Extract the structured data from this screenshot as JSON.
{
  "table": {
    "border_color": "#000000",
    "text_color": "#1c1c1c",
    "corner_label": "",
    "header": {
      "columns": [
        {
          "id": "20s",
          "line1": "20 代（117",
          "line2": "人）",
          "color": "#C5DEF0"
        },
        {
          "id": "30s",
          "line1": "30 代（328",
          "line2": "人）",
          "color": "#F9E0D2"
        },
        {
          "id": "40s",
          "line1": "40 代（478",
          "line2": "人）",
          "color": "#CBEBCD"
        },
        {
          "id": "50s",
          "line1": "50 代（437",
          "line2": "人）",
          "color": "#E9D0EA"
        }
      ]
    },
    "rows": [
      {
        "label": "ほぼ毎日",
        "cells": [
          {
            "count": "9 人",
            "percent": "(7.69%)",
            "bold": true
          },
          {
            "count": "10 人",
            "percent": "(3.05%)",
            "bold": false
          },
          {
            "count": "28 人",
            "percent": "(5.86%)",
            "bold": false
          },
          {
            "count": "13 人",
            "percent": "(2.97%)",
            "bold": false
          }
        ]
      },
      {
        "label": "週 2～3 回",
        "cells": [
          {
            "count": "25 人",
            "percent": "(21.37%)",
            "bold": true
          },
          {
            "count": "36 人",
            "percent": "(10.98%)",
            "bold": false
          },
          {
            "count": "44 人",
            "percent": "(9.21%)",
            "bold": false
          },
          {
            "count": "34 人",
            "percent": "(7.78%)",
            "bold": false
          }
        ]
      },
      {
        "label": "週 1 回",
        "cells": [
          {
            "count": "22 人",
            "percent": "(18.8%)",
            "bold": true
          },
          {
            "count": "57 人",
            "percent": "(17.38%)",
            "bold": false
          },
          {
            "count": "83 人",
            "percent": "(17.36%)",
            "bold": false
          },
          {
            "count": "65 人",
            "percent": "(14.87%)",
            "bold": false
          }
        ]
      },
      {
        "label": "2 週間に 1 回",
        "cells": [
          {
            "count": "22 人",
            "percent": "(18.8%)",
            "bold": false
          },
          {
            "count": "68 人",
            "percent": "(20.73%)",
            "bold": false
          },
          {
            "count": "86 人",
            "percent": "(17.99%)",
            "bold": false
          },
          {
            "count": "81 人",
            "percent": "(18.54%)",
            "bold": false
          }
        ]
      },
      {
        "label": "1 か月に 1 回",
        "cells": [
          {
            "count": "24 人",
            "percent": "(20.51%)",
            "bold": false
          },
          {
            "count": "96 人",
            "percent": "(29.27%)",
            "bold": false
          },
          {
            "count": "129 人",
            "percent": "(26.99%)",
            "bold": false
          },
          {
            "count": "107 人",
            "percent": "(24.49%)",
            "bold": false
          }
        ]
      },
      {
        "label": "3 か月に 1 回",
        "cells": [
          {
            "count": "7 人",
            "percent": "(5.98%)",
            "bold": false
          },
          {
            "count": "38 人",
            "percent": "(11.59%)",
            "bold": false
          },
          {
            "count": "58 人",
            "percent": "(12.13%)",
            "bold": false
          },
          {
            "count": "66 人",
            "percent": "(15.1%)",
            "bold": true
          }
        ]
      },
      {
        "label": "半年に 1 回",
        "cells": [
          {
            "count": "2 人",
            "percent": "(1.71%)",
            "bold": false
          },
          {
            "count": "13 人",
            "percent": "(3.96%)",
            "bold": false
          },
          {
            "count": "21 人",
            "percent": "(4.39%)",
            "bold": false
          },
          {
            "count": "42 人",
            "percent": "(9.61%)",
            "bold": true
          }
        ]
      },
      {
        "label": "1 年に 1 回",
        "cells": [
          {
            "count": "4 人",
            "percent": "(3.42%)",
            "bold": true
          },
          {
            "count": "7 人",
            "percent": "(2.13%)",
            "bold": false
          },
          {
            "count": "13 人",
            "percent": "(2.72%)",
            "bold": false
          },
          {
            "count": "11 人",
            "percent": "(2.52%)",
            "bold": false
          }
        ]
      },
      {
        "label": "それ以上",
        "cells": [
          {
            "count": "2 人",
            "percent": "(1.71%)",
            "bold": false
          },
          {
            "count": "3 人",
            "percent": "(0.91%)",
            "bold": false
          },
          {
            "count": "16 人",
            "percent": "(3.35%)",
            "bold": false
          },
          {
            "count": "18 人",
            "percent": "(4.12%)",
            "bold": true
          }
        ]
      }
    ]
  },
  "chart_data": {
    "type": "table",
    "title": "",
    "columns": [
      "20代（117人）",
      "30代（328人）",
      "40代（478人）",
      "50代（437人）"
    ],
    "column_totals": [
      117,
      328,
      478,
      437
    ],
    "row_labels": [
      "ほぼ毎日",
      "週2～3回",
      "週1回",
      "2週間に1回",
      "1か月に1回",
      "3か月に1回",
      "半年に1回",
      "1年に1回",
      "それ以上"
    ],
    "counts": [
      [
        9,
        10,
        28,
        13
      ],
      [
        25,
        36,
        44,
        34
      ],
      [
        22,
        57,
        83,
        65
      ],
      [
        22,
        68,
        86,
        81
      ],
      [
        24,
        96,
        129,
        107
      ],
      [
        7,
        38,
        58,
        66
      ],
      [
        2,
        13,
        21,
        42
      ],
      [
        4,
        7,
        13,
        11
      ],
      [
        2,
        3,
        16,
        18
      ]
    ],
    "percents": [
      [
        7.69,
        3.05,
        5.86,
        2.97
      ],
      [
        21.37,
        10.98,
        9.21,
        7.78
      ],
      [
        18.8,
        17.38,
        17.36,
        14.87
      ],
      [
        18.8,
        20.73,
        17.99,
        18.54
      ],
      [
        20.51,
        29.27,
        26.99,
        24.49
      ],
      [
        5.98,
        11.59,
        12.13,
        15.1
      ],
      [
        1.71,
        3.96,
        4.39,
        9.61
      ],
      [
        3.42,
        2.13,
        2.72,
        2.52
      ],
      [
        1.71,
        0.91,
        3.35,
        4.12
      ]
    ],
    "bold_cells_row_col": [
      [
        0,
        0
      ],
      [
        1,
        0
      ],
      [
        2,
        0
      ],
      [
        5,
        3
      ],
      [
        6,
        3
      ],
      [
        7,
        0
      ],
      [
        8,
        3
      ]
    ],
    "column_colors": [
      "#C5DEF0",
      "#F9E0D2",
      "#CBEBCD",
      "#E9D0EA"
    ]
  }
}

**What you should do**
Make an exact copy of the data above.

**Full output**
Extract the structured data from this screenshot as JSON.
{
  "table": {
    "border_color": "#000000",
    "text_color": "#1c1c1c",
    "corner_label": "",
    "header": {
      "columns": [
        {
          "id": "20s",
          "line1": "20 代（117",
          "line2": "人）",
          "color": "#C5DEF0"
        },
        {
          "id": "30s",
          "line1": "30 代（328",
          "line2": "人）",
          "color": "#F9E0D2"
        },
        {
          "id": "40s",
          "line1": "40 代（478",
          "line2": "人）",
          "color": "#CBEBCD"
        },
        {
          "id": "50s",
          "line1": "50 代（437",
          "line2": "人）",
          "color": "#E9D0EA"
        }
      ]
    },
    "rows": [
      {
        "label": "ほぼ毎日",
        "cells": [
          {
            "count": "9 人",
            "percent": "(7.69%)",
            "bold": true
          },
          {
            "count": "10 人",
            "percent": "(3.05%)",
            "bold": false
          },
          {
            "count": "28 人",
            "percent": "(5.86%)",
            "bold": false
          },
          {
            "count": "13 人",
            "percent": "(2.97%)",
            "bold": false
          }
        ]
      },
      {
        "label": "週 2～3 回",
        "cells": [
          {
            "count": "25 人",
            "percent": "(21.37%)",
            "bold": true
          },
          {
            "count": "36 人",
            "percent": "(10.98%)",
            "bold": false
          },
          {
            "count": "44 人",
            "percent": "(9.21%)",
            "bold": false
          },
          {
            "count": "34 人",
            "percent": "(7.78%)",
            "bold": false
          }
        ]
      },
      {
        "label": "週 1 回",
        "cells": [
          {
            "count": "22 人",
            "percent": "(18.8%)",
            "bold": true
          },
          {
            "count": "57 人",
            "percent": "(17.38%)",
            "bold": false
          },
          {
            "count": "83 人",
            "percent": "(17.36%)",
            "bold": false
          },
          {
            "count": "65 人",
            "percent": "(14.87%)",
            "bold": false
          }
        ]
      },
      {
        "label": "2 週間に 1 回",
        "cells": [
          {
            "count": "22 人",
            "percent": "(18.8%)",
            "bold": false
          },
          {
            "count": "68 人",
            "percent": "(20.73%)",
            "bold": false
          },
          {
            "count": "86 人",
            "percent": "(17.99%)",
            "bold": false
          },
          {
            "count": "81 人",
            "percent": "(18.54%)",
            "bold": false
          }
        ]
      },
      {
        "label": "1 か月に 1 回",
        "cells": [
          {
            "count": "24 人",
            "percent": "(20.51%)",
            "bold": false
          },
          {
            "count": "96 人",
            "percent": "(29.27%)",
            "bold": false
          },
          {
            "count": "129 人",
            "percent": "(26.99%)",
            "bold": false
          },
          {
            "count": "107 人",
            "percent": "(24.49%)",
            "bold": false
          }
        ]
      },
      {
        "label": "3 か月に 1 回",
        "cells": [
          {
            "count": "7 人",
            "percent": "(5.98%)",
            "bold": false
          },
          {
            "count": "38 人",
            "percent": "(11.59%)",
            "bold": false
          },
          {
            "count": "58 人",
            "percent": "(12.13%)",
            "bold": false
          },
          {
            "count": "66 人",
            "percent": "(15.1%)",
            "bold": true
          }
        ]
      },
      {
        "label": "半年に 1 回",
        "cells": [
          {
            "count": "2 人",
            "percent": "(1.71%)",
            "bold": false
          },
          {
            "count": "13 人",
            "percent": "(3.96%)",
            "bold": false
          },
          {
            "count": "21 人",
            "percent": "(4.39%)",
            "bold": false
          },
          {
            "count": "42 人",
            "percent": "(9.61%)",
            "bold": true
          }
        ]
      },
      {
        "label": "1 年に 1 回",
        "cells": [
          {
            "count": "4 人",
            "percent": "(3.42%)",
            "bold": true
          },
          {
            "count": "7 人",
            "percent": "(2.13%)",
            "bold": false
          },
          {
            "count": "13 人",
            "percent": "(2.72%)",
            "bold": false
          },
          {
            "count": "11 人",
            "percent": "(2.52%)",
            "bold": false
          }
        ]
      },
      {
        "label": "それ以上",
        "cells": [
          {
            "count": "2 人",
            "percent": "(1.71%)",
            "bold": false
          },
          {
            "count": "3 人",
            "percent": "(0.91%)",
            "bold": false
          },
          {
            "count": "16 人",
            "percent": "(3.35%)",
            "bold": false
          },
          {
            "count": "18 人",
            "percent": "(4.12%)",
            "bold": true
          }
        ]
      }
    ]
  },
  "chart_data": {
    "type": "table",
    "title": "",
    "columns": [
      "20代（117人）",
      "30代（328人）",
      "40代（478人）",
      "50代（437人）"
    ],
    "column_totals": [
      117,
      328,
      478,
      437
    ],
    "row_labels": [
      "ほぼ毎日",
      "週2～3回",
      "週1回",
      "2週間に1回",
      "1か月に1回",
      "3か月に1回",
      "半年に1回",
      "1年に1回",
      "それ以上"
    ],
    "counts": [
      [
        9,
        10,
        28,
        13
      ],
      [
        25,
        36,
        44,
        34
      ],
      [
        22,
        57,
        83,
        65
      ],
      [
        22,
        68,
        86,
        81
      ],
      [
        24,
        96,
        129,
        107
      ],
      [
        7,
        38,
        58,
        66
      ],
      [
        2,
        13,
        21,
        42
      ],
      [
        4,
        7,
        13,
        11
      ],
      [
        2,
        3,
        16,
        18
      ]
    ],
    "percents": [
      [
        7.69,
        3.05,
        5.86,
        2.97
      ],
      [
        21.37,
        10.98,
        9.21,
        7.78
      ],
      [
        18.8,
        17.38,
        17.36,
        14.87
      ],
      [
        18.8,
        20.73,
        17.99,
        18.54
      ],
      [
        20.51,
        29.27,
        26.99,
        24.49
      ],
      [
        5.98,
        11.59,
        12.13,
        15.1
      ],
      [
        1.71,
        3.96,
        4.39,
        9.61
      ],
      [
        3.42,
        2.13,
        2.72,
        2.52
      ],
      [
        1.71,
        0.91,
        3.35,
        4.12
      ]
    ],
    "bold_cells_row_col": [
      [
        0,
        0
      ],
      [
        1,
        0
      ],
      [
        2,
        0
      ],
      [
        5,
        3
      ],
      [
        6,
        3
      ],
      [
        7,
        0
      ],
      [
        8,
        3
      ]
    ],
    "column_colors": [
      "#C5DEF0",
      "#F9E0D2",
      "#CBEBCD",
      "#E9D0EA"
    ]
  }
}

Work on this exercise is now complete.